**Provided data:**
****

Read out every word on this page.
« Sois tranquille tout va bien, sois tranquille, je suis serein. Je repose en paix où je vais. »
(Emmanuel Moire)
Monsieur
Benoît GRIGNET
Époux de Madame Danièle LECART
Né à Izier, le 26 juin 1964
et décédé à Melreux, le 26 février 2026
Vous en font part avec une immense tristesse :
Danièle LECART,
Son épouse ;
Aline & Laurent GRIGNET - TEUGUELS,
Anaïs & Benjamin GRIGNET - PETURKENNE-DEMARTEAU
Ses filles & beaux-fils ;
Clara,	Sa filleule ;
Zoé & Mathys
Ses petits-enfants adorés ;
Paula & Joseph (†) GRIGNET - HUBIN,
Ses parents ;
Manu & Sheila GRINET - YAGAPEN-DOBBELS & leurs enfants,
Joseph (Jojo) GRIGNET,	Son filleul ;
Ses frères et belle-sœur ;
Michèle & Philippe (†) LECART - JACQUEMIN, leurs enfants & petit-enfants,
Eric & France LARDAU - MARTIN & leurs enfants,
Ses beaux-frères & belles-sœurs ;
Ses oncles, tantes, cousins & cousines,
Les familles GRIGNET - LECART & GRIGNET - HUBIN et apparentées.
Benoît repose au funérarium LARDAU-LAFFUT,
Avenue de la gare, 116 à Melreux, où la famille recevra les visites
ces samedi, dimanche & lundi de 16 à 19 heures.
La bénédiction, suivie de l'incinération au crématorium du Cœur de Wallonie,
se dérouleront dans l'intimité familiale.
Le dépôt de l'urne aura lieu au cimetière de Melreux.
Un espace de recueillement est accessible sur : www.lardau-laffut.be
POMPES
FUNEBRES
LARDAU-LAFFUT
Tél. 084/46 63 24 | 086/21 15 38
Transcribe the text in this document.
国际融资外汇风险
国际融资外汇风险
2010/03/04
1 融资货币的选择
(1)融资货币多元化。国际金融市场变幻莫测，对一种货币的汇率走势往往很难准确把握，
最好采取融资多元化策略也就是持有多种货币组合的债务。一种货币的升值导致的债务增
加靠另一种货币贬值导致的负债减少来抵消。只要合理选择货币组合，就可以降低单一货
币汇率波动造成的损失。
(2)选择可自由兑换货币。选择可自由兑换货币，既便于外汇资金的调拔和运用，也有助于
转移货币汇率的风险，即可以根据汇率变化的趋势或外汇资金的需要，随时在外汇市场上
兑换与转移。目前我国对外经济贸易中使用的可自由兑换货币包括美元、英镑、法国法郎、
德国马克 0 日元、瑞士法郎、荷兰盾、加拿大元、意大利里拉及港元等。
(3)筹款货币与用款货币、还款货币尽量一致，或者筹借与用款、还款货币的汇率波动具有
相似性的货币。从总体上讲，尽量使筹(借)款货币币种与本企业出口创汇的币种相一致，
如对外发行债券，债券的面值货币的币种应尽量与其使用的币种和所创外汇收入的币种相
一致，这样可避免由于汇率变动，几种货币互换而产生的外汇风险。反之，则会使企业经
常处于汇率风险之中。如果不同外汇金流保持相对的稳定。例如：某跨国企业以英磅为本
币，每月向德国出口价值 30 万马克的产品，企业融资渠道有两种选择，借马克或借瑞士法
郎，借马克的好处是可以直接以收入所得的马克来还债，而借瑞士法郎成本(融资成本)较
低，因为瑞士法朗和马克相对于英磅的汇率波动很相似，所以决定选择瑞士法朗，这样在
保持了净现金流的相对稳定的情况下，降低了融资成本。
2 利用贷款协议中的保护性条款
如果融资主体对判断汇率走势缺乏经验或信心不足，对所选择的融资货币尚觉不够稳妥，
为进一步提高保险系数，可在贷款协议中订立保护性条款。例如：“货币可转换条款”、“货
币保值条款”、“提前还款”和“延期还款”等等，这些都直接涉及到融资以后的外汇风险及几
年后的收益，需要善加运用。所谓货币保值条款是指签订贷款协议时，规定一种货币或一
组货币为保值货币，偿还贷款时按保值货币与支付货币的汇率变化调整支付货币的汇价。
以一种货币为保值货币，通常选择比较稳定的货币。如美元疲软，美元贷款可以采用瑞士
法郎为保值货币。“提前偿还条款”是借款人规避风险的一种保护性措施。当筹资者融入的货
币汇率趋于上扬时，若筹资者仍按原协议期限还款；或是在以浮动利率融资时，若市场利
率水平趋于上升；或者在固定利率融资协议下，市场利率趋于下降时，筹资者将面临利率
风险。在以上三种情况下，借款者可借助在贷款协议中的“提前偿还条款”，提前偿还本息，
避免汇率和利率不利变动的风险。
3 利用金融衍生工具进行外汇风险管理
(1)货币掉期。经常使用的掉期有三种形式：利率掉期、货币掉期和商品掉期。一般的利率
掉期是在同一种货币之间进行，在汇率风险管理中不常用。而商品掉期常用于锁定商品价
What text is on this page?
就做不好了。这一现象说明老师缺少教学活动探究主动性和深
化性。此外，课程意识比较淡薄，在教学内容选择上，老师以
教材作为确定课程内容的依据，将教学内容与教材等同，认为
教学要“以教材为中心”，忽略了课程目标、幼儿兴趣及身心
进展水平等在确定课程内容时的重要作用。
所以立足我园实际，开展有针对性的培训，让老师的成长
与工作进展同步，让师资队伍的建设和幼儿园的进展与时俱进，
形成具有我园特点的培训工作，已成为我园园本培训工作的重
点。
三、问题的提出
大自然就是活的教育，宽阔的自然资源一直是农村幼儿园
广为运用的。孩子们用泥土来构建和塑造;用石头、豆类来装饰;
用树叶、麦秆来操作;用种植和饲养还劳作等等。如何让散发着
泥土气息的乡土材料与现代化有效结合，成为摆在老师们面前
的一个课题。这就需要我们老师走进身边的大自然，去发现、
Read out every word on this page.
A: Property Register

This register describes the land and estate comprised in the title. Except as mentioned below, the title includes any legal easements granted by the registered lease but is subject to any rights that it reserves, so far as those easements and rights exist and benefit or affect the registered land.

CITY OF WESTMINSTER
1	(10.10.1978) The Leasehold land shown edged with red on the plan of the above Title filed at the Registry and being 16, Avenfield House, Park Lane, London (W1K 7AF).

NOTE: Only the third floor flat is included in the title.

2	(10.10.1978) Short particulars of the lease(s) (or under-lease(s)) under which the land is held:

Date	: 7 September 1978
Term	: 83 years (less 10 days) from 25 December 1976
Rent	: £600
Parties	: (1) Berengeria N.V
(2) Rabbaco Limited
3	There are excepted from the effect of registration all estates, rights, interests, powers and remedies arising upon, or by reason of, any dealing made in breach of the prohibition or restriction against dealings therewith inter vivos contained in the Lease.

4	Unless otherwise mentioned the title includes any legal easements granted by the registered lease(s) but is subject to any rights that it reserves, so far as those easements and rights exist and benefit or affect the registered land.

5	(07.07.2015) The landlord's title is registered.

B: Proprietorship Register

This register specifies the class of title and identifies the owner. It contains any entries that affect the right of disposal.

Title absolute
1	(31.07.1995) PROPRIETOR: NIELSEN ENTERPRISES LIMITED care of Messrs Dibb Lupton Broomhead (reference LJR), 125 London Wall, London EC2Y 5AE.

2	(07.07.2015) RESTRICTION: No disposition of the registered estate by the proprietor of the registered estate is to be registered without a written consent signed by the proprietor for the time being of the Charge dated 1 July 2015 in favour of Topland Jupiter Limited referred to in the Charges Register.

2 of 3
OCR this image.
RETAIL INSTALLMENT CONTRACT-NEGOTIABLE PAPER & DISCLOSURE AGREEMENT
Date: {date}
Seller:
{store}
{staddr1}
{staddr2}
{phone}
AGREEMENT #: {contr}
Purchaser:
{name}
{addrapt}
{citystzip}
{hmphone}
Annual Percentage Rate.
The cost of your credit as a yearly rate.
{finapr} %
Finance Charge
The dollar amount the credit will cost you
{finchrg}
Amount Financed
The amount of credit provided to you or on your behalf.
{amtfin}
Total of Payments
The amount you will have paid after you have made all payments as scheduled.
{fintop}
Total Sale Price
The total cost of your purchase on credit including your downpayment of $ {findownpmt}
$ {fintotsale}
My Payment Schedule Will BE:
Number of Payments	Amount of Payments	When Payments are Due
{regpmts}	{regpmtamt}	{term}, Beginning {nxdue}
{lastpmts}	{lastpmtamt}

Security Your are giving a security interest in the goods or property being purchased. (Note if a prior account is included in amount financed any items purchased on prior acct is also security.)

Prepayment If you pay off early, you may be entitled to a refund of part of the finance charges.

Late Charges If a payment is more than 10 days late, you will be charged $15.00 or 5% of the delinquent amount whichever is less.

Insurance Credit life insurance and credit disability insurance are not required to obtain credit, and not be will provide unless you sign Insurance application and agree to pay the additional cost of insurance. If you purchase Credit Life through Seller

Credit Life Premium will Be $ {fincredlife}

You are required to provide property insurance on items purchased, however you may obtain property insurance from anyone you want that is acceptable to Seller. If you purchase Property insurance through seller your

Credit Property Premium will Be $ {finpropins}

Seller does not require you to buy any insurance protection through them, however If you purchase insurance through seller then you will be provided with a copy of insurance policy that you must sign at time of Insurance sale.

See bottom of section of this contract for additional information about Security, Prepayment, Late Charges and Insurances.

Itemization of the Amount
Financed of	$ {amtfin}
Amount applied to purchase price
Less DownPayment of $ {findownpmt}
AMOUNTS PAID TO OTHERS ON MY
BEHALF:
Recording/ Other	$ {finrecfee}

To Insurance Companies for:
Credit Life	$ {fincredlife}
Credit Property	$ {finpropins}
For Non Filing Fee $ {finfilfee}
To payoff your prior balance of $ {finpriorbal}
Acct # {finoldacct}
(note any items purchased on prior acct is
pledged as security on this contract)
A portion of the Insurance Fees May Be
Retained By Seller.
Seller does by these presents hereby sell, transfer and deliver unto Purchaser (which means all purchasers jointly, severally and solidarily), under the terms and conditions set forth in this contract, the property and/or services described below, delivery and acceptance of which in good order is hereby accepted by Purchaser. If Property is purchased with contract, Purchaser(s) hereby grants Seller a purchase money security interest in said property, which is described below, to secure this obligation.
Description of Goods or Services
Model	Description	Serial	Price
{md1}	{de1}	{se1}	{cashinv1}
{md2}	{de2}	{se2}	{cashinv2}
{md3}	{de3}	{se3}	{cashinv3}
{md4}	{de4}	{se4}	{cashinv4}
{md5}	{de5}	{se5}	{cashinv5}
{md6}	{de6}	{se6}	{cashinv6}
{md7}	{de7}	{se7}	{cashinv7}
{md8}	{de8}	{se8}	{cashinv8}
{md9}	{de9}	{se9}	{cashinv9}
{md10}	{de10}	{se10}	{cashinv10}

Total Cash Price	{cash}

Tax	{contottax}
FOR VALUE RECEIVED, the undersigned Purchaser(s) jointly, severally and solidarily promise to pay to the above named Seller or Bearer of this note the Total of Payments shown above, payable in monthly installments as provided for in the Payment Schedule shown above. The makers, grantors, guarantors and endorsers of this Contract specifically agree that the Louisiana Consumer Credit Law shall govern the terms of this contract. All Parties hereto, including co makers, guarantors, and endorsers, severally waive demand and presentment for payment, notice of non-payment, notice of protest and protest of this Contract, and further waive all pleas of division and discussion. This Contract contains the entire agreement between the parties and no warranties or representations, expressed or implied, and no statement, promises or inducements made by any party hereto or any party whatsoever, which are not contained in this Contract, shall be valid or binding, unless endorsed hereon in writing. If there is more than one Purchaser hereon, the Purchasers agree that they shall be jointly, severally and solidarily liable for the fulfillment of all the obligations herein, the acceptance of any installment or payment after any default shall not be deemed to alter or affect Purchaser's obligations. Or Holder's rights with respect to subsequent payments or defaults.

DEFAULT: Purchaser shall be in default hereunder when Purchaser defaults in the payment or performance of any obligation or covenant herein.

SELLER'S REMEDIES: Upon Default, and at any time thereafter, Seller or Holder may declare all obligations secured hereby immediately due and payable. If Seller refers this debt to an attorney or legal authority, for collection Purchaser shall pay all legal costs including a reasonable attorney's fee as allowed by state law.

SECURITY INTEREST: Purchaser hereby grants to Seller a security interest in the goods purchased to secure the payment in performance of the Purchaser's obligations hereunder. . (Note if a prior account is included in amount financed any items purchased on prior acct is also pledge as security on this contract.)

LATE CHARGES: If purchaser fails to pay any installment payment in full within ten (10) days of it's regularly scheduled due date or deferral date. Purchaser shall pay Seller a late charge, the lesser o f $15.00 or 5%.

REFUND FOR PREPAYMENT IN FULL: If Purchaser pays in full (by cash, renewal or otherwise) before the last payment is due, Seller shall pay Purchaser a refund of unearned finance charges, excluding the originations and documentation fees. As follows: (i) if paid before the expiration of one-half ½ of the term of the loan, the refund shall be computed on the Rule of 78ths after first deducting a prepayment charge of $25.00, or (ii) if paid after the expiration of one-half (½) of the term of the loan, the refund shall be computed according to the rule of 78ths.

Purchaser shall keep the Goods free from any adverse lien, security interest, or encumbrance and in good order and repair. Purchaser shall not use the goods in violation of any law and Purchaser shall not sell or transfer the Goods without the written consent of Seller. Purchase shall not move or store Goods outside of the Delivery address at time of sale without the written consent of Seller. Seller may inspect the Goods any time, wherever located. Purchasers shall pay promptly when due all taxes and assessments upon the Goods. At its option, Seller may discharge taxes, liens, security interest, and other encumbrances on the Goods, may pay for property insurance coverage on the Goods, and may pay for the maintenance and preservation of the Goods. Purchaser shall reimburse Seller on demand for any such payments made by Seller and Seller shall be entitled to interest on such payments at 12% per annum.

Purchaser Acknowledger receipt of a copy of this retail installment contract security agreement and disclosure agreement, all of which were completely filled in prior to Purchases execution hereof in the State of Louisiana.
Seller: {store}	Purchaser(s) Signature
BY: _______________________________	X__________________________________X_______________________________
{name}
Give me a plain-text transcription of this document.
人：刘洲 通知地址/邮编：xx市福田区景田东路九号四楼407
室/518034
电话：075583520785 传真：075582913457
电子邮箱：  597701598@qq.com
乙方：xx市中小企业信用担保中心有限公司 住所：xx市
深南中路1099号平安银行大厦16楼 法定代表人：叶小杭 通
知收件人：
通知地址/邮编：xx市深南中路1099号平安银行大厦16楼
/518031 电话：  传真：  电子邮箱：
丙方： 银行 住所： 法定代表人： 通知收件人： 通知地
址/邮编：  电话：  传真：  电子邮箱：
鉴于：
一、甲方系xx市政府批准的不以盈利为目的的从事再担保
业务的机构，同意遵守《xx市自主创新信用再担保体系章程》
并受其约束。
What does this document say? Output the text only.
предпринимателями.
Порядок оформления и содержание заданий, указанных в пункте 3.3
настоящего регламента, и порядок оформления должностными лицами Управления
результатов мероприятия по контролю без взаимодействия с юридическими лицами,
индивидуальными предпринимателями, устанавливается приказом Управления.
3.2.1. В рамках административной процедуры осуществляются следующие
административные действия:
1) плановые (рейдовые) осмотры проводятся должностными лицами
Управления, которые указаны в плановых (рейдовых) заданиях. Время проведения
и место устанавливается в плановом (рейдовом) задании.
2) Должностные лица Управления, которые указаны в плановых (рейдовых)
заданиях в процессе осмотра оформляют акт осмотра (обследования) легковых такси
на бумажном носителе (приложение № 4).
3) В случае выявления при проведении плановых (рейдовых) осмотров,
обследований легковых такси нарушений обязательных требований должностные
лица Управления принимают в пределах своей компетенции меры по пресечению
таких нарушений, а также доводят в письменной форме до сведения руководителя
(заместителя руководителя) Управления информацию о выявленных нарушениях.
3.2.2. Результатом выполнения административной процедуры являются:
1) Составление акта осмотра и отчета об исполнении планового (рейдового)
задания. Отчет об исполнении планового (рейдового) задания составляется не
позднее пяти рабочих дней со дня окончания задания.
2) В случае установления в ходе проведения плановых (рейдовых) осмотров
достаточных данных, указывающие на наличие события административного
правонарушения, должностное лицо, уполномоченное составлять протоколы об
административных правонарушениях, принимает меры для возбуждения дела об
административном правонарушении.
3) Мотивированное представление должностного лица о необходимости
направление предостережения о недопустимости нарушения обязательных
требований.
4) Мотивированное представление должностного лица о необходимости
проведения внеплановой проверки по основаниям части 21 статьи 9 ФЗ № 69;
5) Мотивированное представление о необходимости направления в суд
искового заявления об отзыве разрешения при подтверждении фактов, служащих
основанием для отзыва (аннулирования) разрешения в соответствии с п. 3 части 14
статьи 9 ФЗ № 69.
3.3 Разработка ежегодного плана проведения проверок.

****

Tally up the lines with the word "Мотивированное" in them, and answer with that number by itself.

3